State how many lines of the data contain the string "Stod", giving only the number.

- RECORDS
-*-*-
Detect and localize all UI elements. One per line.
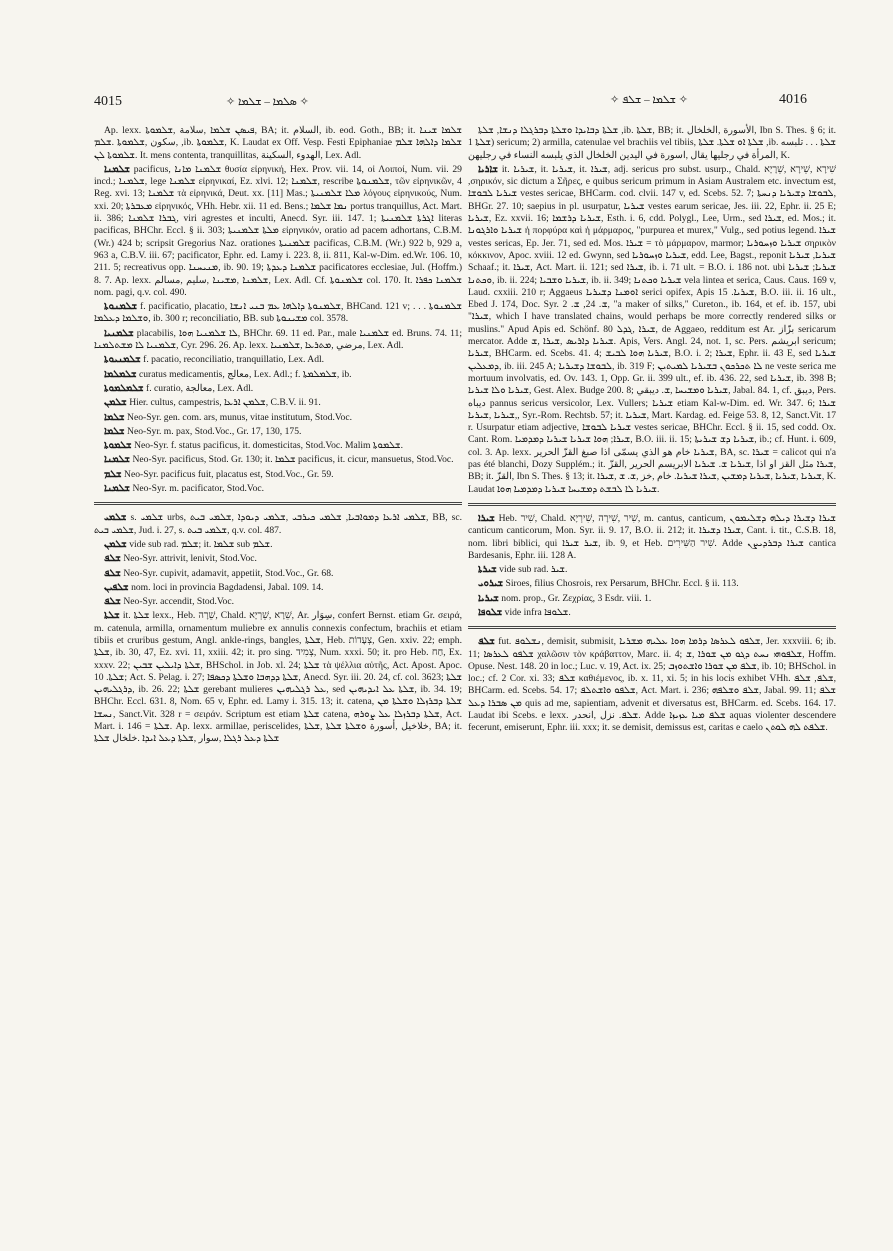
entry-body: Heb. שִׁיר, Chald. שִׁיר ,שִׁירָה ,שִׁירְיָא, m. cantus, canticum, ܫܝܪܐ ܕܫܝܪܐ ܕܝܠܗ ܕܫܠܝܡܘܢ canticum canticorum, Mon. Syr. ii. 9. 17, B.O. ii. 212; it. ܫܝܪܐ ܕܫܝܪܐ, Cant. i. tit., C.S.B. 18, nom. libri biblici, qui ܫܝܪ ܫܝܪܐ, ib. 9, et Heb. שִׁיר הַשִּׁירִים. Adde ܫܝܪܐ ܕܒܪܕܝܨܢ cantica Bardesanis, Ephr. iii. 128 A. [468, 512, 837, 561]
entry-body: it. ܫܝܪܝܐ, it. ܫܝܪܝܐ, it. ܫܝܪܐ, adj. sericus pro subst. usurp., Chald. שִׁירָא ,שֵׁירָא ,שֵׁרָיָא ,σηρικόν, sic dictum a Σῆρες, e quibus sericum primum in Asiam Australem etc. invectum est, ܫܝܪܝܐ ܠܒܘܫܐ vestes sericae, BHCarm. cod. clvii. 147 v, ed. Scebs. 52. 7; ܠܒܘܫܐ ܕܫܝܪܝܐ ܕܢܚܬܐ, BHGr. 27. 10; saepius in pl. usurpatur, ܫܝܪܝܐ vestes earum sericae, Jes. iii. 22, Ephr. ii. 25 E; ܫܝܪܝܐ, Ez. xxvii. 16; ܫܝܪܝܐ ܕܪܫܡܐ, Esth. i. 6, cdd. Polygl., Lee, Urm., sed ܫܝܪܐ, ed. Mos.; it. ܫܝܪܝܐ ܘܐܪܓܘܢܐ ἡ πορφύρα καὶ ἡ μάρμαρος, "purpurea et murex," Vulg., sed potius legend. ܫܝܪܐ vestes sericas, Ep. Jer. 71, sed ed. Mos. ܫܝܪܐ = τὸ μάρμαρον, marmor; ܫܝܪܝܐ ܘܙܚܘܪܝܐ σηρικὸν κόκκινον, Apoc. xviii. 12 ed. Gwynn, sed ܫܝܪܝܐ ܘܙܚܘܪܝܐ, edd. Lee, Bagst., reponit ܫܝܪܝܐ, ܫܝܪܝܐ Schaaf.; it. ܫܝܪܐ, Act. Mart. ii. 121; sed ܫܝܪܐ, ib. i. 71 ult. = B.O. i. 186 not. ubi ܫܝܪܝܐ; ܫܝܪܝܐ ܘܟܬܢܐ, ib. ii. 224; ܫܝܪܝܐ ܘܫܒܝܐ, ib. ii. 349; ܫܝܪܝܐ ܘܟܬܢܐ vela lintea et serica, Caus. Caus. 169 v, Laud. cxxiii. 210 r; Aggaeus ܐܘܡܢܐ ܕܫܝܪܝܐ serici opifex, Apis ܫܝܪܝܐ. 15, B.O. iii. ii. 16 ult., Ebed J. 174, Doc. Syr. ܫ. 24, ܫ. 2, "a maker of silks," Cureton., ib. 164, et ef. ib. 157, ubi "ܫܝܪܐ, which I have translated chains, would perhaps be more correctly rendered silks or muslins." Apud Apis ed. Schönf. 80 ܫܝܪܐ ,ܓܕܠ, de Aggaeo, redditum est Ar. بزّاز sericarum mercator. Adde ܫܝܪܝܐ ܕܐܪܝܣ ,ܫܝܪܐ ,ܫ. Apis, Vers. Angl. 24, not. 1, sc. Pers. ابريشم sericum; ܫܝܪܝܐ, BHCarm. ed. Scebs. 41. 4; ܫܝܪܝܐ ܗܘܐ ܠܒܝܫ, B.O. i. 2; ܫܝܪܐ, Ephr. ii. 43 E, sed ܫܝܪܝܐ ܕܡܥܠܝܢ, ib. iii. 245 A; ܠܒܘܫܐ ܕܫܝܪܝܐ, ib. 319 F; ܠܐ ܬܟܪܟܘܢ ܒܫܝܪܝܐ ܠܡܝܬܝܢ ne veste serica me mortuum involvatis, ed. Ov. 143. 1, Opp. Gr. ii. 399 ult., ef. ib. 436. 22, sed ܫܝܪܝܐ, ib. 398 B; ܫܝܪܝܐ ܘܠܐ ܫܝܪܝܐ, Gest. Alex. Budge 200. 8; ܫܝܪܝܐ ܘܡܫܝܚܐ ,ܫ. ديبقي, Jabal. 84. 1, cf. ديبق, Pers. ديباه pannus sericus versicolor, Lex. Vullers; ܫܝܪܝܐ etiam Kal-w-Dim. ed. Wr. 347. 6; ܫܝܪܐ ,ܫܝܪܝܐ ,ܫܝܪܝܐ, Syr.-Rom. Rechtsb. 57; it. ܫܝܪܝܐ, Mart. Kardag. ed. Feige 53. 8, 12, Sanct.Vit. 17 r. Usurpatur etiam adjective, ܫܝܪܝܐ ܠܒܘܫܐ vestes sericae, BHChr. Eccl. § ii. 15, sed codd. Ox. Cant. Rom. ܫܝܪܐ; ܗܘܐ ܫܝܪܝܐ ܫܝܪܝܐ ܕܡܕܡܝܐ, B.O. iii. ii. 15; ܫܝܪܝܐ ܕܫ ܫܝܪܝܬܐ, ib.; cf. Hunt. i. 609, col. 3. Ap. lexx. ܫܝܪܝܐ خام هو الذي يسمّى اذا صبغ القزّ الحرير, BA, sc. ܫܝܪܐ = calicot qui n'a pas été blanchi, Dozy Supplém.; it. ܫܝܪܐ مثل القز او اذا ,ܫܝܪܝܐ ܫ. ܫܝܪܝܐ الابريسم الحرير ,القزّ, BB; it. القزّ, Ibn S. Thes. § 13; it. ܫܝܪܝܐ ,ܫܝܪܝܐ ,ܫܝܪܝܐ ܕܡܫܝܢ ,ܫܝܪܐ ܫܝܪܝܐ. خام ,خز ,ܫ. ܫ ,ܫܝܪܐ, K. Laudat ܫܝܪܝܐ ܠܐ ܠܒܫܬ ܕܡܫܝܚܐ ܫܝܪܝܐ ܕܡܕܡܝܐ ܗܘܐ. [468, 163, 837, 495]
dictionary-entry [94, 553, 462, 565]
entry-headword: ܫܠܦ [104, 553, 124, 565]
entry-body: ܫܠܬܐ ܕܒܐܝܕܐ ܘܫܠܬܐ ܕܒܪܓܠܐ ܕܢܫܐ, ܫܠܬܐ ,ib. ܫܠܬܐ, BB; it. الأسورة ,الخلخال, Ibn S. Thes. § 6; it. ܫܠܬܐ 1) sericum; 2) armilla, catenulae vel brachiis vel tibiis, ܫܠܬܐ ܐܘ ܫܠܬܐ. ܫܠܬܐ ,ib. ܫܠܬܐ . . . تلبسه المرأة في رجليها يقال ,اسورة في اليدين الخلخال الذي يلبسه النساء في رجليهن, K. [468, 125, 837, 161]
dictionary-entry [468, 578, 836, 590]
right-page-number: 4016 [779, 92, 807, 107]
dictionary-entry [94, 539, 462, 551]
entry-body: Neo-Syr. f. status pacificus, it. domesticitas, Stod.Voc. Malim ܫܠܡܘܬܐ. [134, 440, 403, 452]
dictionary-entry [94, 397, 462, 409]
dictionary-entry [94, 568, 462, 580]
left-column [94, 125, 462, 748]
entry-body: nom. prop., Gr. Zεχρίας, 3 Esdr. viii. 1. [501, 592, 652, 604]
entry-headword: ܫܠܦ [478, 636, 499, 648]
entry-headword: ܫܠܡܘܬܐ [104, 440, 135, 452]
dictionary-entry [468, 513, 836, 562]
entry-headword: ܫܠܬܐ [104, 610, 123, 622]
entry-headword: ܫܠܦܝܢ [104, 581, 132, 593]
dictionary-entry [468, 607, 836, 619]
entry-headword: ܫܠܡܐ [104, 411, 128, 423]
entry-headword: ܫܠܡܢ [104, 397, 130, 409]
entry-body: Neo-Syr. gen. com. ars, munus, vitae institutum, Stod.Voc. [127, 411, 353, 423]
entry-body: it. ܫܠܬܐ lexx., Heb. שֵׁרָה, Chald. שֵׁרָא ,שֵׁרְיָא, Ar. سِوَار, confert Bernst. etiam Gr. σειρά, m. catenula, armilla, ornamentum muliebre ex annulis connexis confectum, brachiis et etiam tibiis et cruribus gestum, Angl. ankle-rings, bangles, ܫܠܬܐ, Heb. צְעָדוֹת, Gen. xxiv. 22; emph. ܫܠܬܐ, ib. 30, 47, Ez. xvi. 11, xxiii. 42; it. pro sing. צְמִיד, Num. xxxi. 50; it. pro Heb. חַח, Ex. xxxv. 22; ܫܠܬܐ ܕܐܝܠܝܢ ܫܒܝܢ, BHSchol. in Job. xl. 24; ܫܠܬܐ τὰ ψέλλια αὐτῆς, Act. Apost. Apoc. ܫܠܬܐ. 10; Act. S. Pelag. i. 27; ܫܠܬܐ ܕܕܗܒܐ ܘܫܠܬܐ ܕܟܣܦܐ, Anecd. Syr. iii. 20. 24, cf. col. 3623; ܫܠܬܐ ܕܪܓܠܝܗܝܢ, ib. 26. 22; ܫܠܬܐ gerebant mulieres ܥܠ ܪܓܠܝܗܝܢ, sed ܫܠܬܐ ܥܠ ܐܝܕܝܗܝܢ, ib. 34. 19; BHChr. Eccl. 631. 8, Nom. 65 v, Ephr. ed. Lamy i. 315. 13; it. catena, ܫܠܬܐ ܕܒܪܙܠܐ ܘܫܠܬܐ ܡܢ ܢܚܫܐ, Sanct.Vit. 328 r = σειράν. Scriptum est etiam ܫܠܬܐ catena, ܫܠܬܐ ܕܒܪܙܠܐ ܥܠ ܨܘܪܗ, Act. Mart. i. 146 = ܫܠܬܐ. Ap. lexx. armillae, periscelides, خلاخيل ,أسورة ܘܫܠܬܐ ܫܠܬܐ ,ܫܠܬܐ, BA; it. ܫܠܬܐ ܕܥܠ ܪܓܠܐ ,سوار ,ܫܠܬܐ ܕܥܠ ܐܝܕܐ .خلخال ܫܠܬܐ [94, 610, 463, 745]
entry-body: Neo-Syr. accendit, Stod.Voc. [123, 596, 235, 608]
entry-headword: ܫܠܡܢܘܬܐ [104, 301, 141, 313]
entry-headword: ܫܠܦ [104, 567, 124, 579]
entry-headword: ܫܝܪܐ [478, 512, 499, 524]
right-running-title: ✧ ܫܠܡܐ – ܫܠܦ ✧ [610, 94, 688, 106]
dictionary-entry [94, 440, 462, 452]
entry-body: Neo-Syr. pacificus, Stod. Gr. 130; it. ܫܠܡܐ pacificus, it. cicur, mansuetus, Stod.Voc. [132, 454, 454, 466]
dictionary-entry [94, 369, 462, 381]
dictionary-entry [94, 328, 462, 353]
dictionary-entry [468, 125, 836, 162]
-*-*-
- THE COMPLETED TASK
4